[start Material for the task]
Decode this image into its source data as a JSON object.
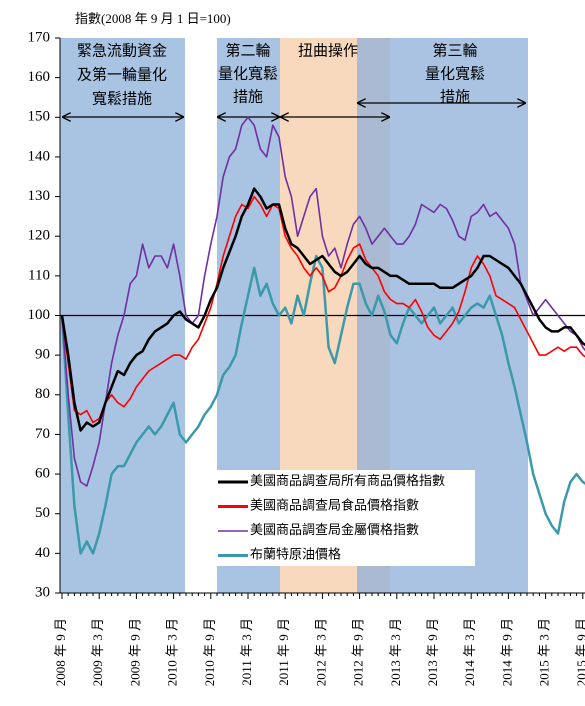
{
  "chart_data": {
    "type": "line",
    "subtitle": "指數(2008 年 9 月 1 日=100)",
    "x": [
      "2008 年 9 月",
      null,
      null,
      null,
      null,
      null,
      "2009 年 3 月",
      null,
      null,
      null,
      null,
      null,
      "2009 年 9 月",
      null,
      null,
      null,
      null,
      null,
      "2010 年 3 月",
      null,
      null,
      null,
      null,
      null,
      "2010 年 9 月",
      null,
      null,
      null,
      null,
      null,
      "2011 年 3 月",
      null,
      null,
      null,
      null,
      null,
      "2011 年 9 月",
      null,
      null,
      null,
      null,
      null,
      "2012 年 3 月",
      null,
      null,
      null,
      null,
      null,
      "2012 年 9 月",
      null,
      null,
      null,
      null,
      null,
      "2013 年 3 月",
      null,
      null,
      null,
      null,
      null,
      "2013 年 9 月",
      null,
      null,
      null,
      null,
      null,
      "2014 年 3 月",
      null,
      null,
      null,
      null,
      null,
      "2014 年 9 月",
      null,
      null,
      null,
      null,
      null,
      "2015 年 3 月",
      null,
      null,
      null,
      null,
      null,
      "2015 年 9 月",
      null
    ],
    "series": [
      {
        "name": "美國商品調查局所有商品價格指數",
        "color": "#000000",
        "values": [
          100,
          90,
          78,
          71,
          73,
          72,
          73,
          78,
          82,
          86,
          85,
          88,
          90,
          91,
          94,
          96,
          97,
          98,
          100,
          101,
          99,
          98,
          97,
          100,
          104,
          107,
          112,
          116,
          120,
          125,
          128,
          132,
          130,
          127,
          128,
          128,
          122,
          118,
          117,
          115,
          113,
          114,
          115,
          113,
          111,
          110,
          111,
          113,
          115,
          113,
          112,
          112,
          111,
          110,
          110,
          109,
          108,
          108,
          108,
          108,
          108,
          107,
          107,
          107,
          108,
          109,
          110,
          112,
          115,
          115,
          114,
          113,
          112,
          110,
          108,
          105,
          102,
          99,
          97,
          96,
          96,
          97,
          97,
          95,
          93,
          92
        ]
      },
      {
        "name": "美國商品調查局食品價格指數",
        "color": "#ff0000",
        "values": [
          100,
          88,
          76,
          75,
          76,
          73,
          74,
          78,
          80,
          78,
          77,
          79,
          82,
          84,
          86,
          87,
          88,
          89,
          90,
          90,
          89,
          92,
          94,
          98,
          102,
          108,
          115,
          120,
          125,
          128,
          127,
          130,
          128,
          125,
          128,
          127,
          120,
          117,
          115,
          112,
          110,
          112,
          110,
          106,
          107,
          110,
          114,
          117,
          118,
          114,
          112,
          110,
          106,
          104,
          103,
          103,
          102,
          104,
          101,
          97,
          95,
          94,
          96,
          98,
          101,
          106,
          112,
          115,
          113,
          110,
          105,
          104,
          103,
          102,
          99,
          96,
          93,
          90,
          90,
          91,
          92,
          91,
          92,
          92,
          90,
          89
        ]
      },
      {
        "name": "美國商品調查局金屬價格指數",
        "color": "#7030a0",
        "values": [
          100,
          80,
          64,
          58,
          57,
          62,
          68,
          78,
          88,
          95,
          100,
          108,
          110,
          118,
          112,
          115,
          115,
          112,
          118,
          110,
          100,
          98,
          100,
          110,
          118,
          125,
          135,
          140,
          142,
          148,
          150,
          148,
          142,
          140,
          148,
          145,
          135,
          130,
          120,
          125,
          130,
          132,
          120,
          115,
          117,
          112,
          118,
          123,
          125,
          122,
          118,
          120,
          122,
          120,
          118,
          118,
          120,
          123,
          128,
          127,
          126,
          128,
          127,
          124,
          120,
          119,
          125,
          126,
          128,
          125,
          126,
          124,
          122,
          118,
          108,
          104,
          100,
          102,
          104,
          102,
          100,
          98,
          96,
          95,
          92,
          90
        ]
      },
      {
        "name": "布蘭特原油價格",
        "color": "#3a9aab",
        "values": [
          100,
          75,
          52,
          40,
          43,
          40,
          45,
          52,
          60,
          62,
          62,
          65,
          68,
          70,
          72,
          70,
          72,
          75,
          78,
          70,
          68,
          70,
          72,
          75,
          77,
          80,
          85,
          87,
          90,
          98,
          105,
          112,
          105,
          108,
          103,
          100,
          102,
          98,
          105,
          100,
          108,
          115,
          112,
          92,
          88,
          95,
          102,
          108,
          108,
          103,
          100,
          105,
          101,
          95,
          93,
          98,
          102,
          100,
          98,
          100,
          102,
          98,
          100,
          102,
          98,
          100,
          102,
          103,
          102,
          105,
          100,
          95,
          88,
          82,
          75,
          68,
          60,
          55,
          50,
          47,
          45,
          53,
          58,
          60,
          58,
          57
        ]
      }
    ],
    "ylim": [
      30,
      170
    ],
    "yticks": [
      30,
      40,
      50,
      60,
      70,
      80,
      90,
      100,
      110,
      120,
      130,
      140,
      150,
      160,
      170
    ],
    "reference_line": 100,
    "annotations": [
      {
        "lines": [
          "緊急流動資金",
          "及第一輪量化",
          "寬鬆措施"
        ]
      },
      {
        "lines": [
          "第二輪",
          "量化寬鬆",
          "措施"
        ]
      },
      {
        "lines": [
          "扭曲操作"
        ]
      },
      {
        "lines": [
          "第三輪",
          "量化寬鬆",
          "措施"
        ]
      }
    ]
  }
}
[end Material for the task]
[start Material for the task]
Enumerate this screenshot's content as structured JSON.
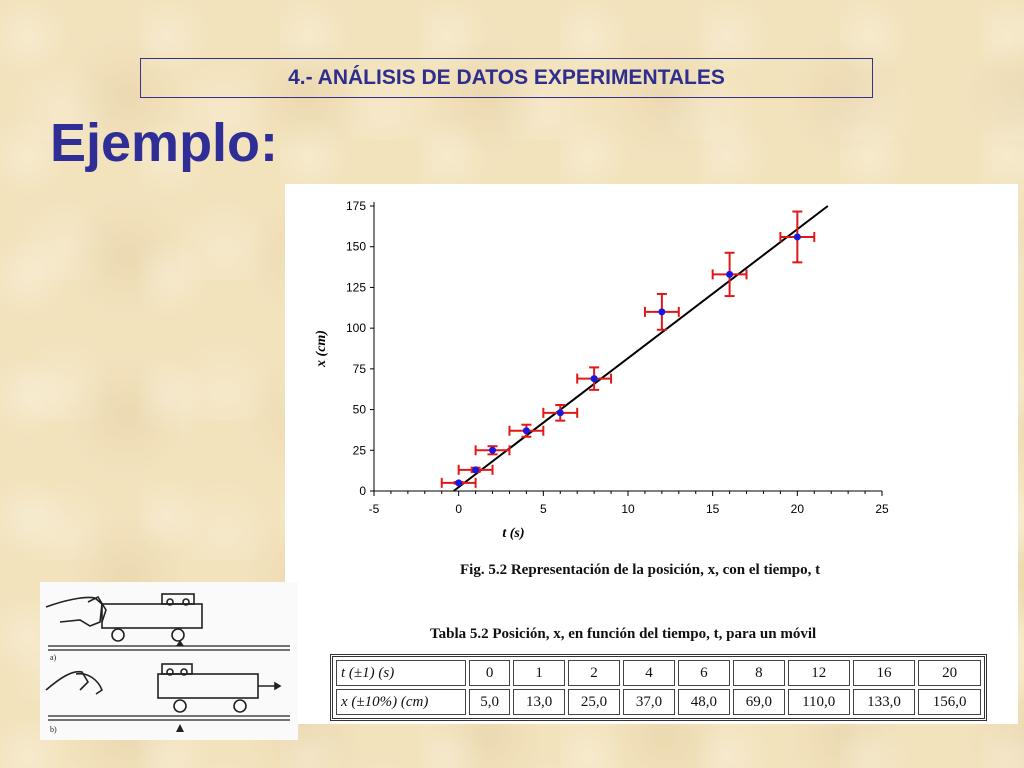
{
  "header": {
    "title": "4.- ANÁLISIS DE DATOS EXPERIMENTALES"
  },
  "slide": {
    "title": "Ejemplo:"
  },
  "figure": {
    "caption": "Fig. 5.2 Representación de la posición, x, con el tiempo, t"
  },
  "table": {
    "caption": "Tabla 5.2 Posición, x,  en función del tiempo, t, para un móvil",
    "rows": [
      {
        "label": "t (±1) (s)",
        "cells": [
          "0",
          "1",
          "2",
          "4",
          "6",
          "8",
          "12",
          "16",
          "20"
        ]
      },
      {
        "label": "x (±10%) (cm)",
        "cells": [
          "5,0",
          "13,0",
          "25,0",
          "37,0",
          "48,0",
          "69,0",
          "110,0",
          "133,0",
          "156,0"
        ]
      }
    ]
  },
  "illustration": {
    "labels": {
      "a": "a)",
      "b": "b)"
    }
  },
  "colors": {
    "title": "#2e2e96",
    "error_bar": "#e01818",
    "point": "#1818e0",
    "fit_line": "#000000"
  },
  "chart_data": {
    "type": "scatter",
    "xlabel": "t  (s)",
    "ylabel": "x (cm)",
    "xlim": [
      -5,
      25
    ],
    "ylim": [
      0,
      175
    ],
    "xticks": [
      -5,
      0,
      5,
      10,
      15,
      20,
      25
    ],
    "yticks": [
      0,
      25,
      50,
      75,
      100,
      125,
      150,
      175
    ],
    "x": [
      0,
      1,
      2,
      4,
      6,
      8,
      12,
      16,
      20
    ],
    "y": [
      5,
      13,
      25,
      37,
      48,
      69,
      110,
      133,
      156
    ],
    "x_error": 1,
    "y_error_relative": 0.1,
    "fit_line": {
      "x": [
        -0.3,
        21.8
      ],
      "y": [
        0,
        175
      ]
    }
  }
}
[end Material for the task]
[start Material for the task]
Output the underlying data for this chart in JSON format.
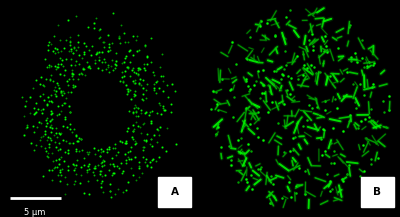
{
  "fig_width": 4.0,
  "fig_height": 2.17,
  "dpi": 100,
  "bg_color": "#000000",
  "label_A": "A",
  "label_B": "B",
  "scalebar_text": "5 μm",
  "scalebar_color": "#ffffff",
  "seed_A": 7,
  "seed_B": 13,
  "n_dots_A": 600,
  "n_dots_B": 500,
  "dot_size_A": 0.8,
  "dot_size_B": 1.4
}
[end Material for the task]
### Requirement
Count how many lines above contain the word "tiempo". Reply with the number alone.

### Solved exercise
2